Copy out all of the data exactly as it appears.

* start SUPPLIED RECORDS *

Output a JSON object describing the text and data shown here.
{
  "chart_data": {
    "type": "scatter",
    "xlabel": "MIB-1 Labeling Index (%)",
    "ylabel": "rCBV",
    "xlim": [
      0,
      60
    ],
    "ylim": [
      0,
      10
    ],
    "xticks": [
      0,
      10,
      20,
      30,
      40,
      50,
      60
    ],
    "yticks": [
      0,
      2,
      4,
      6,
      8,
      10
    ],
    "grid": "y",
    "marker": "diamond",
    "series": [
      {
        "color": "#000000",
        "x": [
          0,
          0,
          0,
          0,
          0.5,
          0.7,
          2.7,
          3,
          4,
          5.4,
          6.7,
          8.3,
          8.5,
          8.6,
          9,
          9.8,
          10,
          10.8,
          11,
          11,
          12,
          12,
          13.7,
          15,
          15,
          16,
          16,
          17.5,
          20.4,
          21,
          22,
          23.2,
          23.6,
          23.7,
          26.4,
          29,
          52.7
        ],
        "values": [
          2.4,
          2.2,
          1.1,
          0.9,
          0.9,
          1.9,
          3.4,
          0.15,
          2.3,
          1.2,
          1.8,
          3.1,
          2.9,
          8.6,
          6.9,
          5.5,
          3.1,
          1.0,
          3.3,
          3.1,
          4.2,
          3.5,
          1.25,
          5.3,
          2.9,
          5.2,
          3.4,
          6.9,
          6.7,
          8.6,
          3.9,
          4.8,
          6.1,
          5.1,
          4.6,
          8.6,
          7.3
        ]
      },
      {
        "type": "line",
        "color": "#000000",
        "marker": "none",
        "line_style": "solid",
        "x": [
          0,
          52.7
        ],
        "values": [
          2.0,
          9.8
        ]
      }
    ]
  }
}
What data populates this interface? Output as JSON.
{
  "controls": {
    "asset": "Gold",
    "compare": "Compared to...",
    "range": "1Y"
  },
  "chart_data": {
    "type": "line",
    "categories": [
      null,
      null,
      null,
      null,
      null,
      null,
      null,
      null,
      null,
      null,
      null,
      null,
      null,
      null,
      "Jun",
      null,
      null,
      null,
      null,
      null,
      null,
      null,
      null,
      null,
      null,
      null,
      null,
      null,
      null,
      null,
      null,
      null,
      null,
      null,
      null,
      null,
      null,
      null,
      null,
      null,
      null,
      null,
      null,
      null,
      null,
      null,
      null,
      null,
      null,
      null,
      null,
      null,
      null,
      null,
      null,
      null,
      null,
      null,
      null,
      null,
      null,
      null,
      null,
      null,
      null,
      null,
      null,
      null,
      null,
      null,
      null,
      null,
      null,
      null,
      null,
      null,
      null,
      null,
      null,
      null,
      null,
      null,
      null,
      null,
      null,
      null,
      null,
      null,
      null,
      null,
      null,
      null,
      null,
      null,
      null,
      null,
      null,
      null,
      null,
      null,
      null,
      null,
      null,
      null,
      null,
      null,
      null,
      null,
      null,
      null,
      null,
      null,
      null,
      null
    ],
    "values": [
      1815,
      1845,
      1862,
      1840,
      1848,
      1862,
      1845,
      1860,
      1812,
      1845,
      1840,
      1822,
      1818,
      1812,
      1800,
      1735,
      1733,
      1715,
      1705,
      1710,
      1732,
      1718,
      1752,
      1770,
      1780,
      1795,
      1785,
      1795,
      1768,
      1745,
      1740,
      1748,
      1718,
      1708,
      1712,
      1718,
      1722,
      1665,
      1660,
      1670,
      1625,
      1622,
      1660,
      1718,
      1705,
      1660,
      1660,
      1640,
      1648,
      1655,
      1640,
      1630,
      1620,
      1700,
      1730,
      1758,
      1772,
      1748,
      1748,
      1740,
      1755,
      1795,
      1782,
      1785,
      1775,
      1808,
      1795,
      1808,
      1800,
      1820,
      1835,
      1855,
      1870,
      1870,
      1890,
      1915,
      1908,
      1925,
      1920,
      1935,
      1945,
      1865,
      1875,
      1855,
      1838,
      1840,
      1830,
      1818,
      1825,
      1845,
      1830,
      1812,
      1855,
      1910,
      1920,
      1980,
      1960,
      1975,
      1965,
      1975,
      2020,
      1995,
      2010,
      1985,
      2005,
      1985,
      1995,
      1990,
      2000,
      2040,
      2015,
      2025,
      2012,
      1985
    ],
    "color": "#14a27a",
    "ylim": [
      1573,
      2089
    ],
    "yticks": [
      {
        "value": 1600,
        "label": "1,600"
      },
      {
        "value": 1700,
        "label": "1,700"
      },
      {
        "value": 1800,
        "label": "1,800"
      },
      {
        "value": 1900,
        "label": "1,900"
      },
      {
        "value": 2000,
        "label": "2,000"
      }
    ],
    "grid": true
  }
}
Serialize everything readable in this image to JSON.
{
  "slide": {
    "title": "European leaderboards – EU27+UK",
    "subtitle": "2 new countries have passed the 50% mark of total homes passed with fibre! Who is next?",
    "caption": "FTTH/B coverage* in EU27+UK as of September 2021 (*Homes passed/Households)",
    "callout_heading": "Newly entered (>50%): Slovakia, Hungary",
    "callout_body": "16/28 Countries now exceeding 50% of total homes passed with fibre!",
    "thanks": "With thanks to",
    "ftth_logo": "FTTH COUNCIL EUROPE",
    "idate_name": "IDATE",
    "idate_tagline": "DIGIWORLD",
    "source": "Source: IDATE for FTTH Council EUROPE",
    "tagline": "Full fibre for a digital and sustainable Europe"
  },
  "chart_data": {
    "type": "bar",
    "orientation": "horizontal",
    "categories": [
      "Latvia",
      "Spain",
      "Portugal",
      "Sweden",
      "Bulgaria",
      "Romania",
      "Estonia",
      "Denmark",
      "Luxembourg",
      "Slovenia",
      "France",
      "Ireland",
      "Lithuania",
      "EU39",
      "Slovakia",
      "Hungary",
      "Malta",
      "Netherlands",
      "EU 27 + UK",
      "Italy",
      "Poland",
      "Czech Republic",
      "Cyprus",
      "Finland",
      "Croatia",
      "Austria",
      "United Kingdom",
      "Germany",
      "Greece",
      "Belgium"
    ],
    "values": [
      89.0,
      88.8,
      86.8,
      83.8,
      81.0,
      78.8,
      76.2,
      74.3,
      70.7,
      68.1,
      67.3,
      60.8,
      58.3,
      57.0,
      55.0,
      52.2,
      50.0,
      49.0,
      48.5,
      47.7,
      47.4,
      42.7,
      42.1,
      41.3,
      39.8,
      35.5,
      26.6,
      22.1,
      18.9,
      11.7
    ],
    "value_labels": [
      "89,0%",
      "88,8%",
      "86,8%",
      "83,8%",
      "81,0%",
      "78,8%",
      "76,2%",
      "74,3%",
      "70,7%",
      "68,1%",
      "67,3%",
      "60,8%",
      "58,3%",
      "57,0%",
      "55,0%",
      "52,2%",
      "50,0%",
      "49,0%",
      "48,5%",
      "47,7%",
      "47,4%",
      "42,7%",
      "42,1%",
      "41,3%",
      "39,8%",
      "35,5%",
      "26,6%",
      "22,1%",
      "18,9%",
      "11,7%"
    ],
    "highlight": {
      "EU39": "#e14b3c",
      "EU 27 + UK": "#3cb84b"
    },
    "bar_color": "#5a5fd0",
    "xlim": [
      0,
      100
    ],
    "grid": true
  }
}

* end SUPPLIED RECORDS *

RESPONSE FOR THIS EXERCISE
Output a JSON object describing the text and data shown here.
{
  "chart_data": {
    "type": "scatter",
    "xlabel": "MIB-1 Labeling Index (%)",
    "ylabel": "rCBV",
    "xlim": [
      0,
      60
    ],
    "ylim": [
      0,
      10
    ],
    "xticks": [
      0,
      10,
      20,
      30,
      40,
      50,
      60
    ],
    "yticks": [
      0,
      2,
      4,
      6,
      8,
      10
    ],
    "grid": "y",
    "marker": "diamond",
    "series": [
      {
        "color": "#000000",
        "x": [
          0,
          0,
          0,
          0,
          0.5,
          0.7,
          2.7,
          3,
          4,
          5.4,
          6.7,
          8.3,
          8.5,
          8.6,
          9,
          9.8,
          10,
          10.8,
          11,
          11,
          12,
          12,
          13.7,
          15,
          15,
          16,
          16,
          17.5,
          20.4,
          21,
          22,
          23.2,
          23.6,
          23.7,
          26.4,
          29,
          52.7
        ],
        "values": [
          2.4,
          2.2,
          1.1,
          0.9,
          0.9,
          1.9,
          3.4,
          0.15,
          2.3,
          1.2,
          1.8,
          3.1,
          2.9,
          8.6,
          6.9,
          5.5,
          3.1,
          1.0,
          3.3,
          3.1,
          4.2,
          3.5,
          1.25,
          5.3,
          2.9,
          5.2,
          3.4,
          6.9,
          6.7,
          8.6,
          3.9,
          4.8,
          6.1,
          5.1,
          4.6,
          8.6,
          7.3
        ]
      },
      {
        "type": "line",
        "color": "#000000",
        "marker": "none",
        "line_style": "solid",
        "x": [
          0,
          52.7
        ],
        "values": [
          2.0,
          9.8
        ]
      }
    ]
  }
}
What data populates this interface? Output as JSON.
{
  "controls": {
    "asset": "Gold",
    "compare": "Compared to...",
    "range": "1Y"
  },
  "chart_data": {
    "type": "line",
    "categories": [
      null,
      null,
      null,
      null,
      null,
      null,
      null,
      null,
      null,
      null,
      null,
      null,
      null,
      null,
      "Jun",
      null,
      null,
      null,
      null,
      null,
      null,
      null,
      null,
      null,
      null,
      null,
      null,
      null,
      null,
      null,
      null,
      null,
      null,
      null,
      null,
      null,
      null,
      null,
      null,
      null,
      null,
      null,
      null,
      null,
      null,
      null,
      null,
      null,
      null,
      null,
      null,
      null,
      null,
      null,
      null,
      null,
      null,
      null,
      null,
      null,
      null,
      null,
      null,
      null,
      null,
      null,
      null,
      null,
      null,
      null,
      null,
      null,
      null,
      null,
      null,
      null,
      null,
      null,
      null,
      null,
      null,
      null,
      null,
      null,
      null,
      null,
      null,
      null,
      null,
      null,
      null,
      null,
      null,
      null,
      null,
      null,
      null,
      null,
      null,
      null,
      null,
      null,
      null,
      null,
      null,
      null,
      null,
      null,
      null,
      null,
      null,
      null,
      null,
      null
    ],
    "values": [
      1815,
      1845,
      1862,
      1840,
      1848,
      1862,
      1845,
      1860,
      1812,
      1845,
      1840,
      1822,
      1818,
      1812,
      1800,
      1735,
      1733,
      1715,
      1705,
      1710,
      1732,
      1718,
      1752,
      1770,
      1780,
      1795,
      1785,
      1795,
      1768,
      1745,
      1740,
      1748,
      1718,
      1708,
      1712,
      1718,
      1722,
      1665,
      1660,
      1670,
      1625,
      1622,
      1660,
      1718,
      1705,
      1660,
      1660,
      1640,
      1648,
      1655,
      1640,
      1630,
      1620,
      1700,
      1730,
      1758,
      1772,
      1748,
      1748,
      1740,
      1755,
      1795,
      1782,
      1785,
      1775,
      1808,
      1795,
      1808,
      1800,
      1820,
      1835,
      1855,
      1870,
      1870,
      1890,
      1915,
      1908,
      1925,
      1920,
      1935,
      1945,
      1865,
      1875,
      1855,
      1838,
      1840,
      1830,
      1818,
      1825,
      1845,
      1830,
      1812,
      1855,
      1910,
      1920,
      1980,
      1960,
      1975,
      1965,
      1975,
      2020,
      1995,
      2010,
      1985,
      2005,
      1985,
      1995,
      1990,
      2000,
      2040,
      2015,
      2025,
      2012,
      1985
    ],
    "color": "#14a27a",
    "ylim": [
      1573,
      2089
    ],
    "yticks": [
      {
        "value": 1600,
        "label": "1,600"
      },
      {
        "value": 1700,
        "label": "1,700"
      },
      {
        "value": 1800,
        "label": "1,800"
      },
      {
        "value": 1900,
        "label": "1,900"
      },
      {
        "value": 2000,
        "label": "2,000"
      }
    ],
    "grid": true
  }
}
Serialize everything readable in this image to JSON.
{
  "slide": {
    "title": "European leaderboards – EU27+UK",
    "subtitle": "2 new countries have passed the 50% mark of total homes passed with fibre! Who is next?",
    "caption": "FTTH/B coverage* in EU27+UK as of September 2021 (*Homes passed/Households)",
    "callout_heading": "Newly entered (>50%): Slovakia, Hungary",
    "callout_body": "16/28 Countries now exceeding 50% of total homes passed with fibre!",
    "thanks": "With thanks to",
    "ftth_logo": "FTTH COUNCIL EUROPE",
    "idate_name": "IDATE",
    "idate_tagline": "DIGIWORLD",
    "source": "Source: IDATE for FTTH Council EUROPE",
    "tagline": "Full fibre for a digital and sustainable Europe"
  },
  "chart_data": {
    "type": "bar",
    "orientation": "horizontal",
    "categories": [
      "Latvia",
      "Spain",
      "Portugal",
      "Sweden",
      "Bulgaria",
      "Romania",
      "Estonia",
      "Denmark",
      "Luxembourg",
      "Slovenia",
      "France",
      "Ireland",
      "Lithuania",
      "EU39",
      "Slovakia",
      "Hungary",
      "Malta",
      "Netherlands",
      "EU 27 + UK",
      "Italy",
      "Poland",
      "Czech Republic",
      "Cyprus",
      "Finland",
      "Croatia",
      "Austria",
      "United Kingdom",
      "Germany",
      "Greece",
      "Belgium"
    ],
    "values": [
      89.0,
      88.8,
      86.8,
      83.8,
      81.0,
      78.8,
      76.2,
      74.3,
      70.7,
      68.1,
      67.3,
      60.8,
      58.3,
      57.0,
      55.0,
      52.2,
      50.0,
      49.0,
      48.5,
      47.7,
      47.4,
      42.7,
      42.1,
      41.3,
      39.8,
      35.5,
      26.6,
      22.1,
      18.9,
      11.7
    ],
    "value_labels": [
      "89,0%",
      "88,8%",
      "86,8%",
      "83,8%",
      "81,0%",
      "78,8%",
      "76,2%",
      "74,3%",
      "70,7%",
      "68,1%",
      "67,3%",
      "60,8%",
      "58,3%",
      "57,0%",
      "55,0%",
      "52,2%",
      "50,0%",
      "49,0%",
      "48,5%",
      "47,7%",
      "47,4%",
      "42,7%",
      "42,1%",
      "41,3%",
      "39,8%",
      "35,5%",
      "26,6%",
      "22,1%",
      "18,9%",
      "11,7%"
    ],
    "highlight": {
      "EU39": "#e14b3c",
      "EU 27 + UK": "#3cb84b"
    },
    "bar_color": "#5a5fd0",
    "xlim": [
      0,
      100
    ],
    "grid": true
  }
}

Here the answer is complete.